= DO THIS =
Copy out lines with the word "избирателей" from the material that follows.

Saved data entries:
* start *
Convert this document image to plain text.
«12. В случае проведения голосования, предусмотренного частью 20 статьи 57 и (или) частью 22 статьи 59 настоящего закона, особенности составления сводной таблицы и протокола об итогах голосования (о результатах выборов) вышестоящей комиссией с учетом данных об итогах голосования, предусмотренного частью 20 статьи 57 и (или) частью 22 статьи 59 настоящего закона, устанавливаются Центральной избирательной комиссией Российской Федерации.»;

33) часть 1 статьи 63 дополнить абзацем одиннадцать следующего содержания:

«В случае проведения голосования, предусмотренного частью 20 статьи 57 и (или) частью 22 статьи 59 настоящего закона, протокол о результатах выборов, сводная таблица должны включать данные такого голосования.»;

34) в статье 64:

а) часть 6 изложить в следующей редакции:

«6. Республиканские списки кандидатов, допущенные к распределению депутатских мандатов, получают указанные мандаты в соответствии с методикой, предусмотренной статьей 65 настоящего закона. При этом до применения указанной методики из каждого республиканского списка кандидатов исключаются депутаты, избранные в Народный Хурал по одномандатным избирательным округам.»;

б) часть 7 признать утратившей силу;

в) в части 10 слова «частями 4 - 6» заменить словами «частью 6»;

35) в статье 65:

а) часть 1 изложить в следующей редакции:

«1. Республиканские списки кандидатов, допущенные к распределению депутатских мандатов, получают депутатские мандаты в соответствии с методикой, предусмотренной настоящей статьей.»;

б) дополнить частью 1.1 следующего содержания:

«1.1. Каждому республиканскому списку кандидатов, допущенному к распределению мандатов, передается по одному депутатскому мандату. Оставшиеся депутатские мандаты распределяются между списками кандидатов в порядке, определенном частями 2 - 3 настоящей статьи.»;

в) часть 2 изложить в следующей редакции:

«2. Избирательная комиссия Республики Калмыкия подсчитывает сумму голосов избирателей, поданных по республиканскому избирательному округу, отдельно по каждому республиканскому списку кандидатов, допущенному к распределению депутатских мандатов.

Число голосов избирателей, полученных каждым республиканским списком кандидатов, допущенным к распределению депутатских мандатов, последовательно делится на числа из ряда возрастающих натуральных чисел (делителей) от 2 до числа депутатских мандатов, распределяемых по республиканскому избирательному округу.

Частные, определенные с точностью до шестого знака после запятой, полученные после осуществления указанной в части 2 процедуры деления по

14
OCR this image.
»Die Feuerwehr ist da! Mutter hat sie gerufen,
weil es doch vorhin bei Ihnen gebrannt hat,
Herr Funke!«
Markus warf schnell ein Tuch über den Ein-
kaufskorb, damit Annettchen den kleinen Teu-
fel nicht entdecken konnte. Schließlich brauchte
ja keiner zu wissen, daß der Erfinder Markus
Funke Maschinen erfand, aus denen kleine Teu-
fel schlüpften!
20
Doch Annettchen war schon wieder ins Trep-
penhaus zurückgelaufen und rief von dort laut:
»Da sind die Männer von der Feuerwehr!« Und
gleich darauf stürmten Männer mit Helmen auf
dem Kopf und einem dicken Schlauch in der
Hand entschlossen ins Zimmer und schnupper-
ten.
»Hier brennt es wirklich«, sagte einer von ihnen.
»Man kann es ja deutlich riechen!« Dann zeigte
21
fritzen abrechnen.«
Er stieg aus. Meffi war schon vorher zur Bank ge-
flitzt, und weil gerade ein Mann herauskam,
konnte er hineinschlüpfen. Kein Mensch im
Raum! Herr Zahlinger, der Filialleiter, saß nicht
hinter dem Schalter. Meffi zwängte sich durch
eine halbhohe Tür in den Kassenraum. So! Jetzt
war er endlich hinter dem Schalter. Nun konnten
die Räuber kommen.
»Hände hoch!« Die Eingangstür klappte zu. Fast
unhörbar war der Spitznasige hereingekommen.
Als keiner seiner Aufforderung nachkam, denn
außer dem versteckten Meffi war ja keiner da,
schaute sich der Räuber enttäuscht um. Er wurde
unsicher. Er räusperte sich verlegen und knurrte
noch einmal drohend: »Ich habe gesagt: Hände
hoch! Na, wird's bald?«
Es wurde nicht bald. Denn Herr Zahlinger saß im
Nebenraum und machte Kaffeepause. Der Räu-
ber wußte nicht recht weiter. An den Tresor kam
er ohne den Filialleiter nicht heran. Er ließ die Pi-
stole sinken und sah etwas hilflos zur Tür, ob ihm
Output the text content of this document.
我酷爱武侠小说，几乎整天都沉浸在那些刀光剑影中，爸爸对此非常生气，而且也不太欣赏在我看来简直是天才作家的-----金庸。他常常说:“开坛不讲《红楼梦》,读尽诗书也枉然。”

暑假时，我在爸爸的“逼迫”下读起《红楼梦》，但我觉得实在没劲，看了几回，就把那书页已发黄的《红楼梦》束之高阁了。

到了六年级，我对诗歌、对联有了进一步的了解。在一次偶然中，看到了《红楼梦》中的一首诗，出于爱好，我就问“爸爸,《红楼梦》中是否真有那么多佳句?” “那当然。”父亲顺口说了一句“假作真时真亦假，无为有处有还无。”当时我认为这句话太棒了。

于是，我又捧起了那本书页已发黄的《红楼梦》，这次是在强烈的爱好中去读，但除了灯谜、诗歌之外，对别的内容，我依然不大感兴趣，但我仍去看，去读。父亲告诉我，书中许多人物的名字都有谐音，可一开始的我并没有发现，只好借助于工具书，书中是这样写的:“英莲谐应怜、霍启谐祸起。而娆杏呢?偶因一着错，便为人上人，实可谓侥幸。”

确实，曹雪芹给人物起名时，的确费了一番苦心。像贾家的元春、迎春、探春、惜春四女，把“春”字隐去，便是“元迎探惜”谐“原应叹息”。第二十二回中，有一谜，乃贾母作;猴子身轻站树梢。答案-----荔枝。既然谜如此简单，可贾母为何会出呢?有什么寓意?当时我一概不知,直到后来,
* end *
= TASK OUTPUT =
«2. Избирательная комиссия Республики Калмыкия подсчитывает сумму голосов избирателей, поданных по республиканскому избирательному округу, отдельно по каждому республиканскому списку кандидатов, допущенному к распределению депутатских мандатов.
Число голосов избирателей, полученных каждым республиканским списком кандидатов, допущенным к распределению депутатских мандатов, последовательно делится на числа из ряда возрастающих натуральных чисел (делителей) от 2 до числа депутатских мандатов, распределяемых по республиканскому избирательному округу.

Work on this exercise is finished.